*EXTRACTED TEXT*.
□ □ □ □ □

The government has not yet set up its so-called “managed isolation” scheme and there is no indication of when it might start – nor how much warning travellers might get.

Therefore many people in the UAE, or planning to travel through it, are seeking to return early in a bid to avoid hotel quarantine and the attendant cost, thought to be up to £1,500 per person.

I’m booked on a flight to the UK from the UAE. What are my options?

By far the largest number of flights to and from the UAE are provided by Emirates. The airline says: “Affected customers should contact their booking agent or Emirates call centre for rebooking.”

Etihad is telling passengers: “If your plans have been affected, we’ll keep your ticket open for you to book whenever you’re ready. You don’t have to contact us straight away to change your flight.”

What options will be open to me?

Whether you are starting your journey to the UK in Dubai or Abu Dhabi, or from a point in Africa, Asia or Australasia, the government is effectively instructing you to travel via a third country.

Clearly you must comply with the prevailing rules in that nation.

From Dubai to London, feasible hubs include Istanbul, Cairo, Paris and Frankfurt.

Abu Dhabi to Manchester offers fewer options, but Doha and Paris are possibilities.

For longer trips, many countries are keeping their aviation hubs open, including Singapore, Qatar and Bahrain.

Who pays?

Good question. The DfT insists: “It is the responsibility of the airline to offer travellers either an alternative route or provide a refund so alternate bookings can be made.”

□ □ □ □ □

*DATA SUPPLIED*.
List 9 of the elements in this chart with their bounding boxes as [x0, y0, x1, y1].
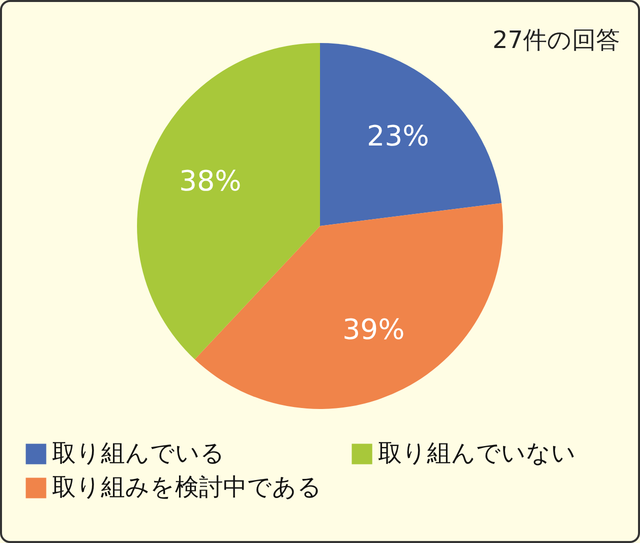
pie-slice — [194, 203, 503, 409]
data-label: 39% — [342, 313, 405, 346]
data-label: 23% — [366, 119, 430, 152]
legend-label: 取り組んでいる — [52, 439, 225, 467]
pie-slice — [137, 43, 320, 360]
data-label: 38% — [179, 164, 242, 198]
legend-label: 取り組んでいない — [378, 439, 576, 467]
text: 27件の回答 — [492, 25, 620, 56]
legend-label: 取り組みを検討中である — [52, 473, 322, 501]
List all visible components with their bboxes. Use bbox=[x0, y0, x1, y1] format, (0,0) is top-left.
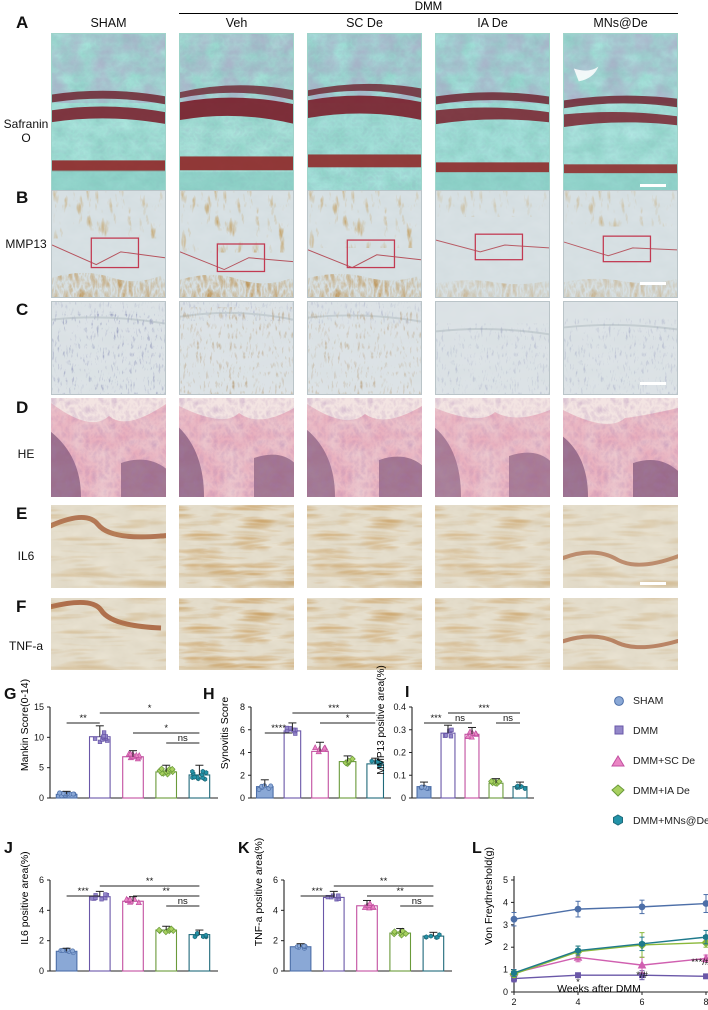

□ □ □ □ □

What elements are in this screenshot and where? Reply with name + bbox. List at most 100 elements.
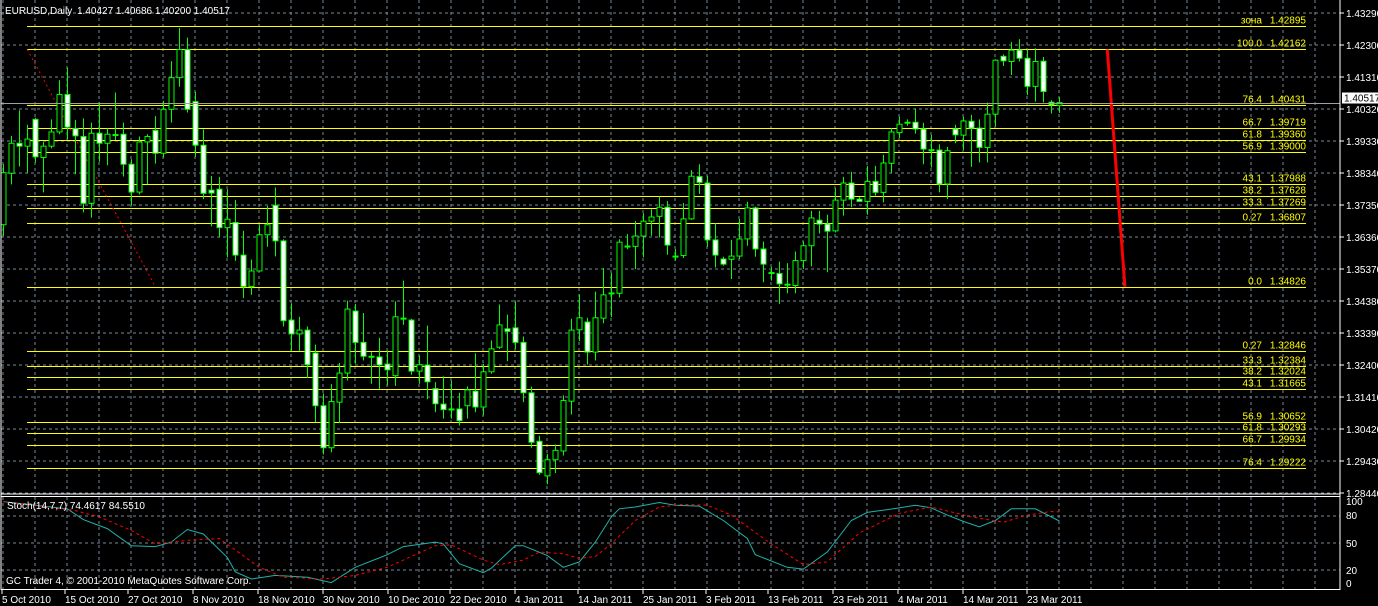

□ □ □ □ □

*TASKS TO CARRY OUT*.
a. Retype the article on UAE travel from "Whether you are" to "Paris are possibilities.".
b. Summarize the article on UAE travel in two sentences.
The items can be set aside, since none of them is needed here.

*PROBLEM SOLUTIONS*.
a.
Whether you are starting your journey to the UK in Dubai or Abu Dhabi, or from a point in Africa, Asia or Australasia, the government is effectively instructing you to travel via a third country.

Clearly you must comply with the prevailing rules in that nation.

From Dubai to London, feasible hubs include Istanbul, Cairo, Paris and Frankfurt.

Abu Dhabi to Manchester offers fewer options, but Doha and Paris are possibilities.

b. Many people in the UAE or traveling through it are trying to return to the UK early to avoid hotel quarantine, which may cost up to £1,500 per person, though the government has not said when that scheme will start. Emirates and Etihad are offering rebooking or open tickets, travelers are effectively being told to go via a third country such as Istanbul, Paris, Doha or Singapore, and the DfT says airlines must offer either an alternative route or a refund.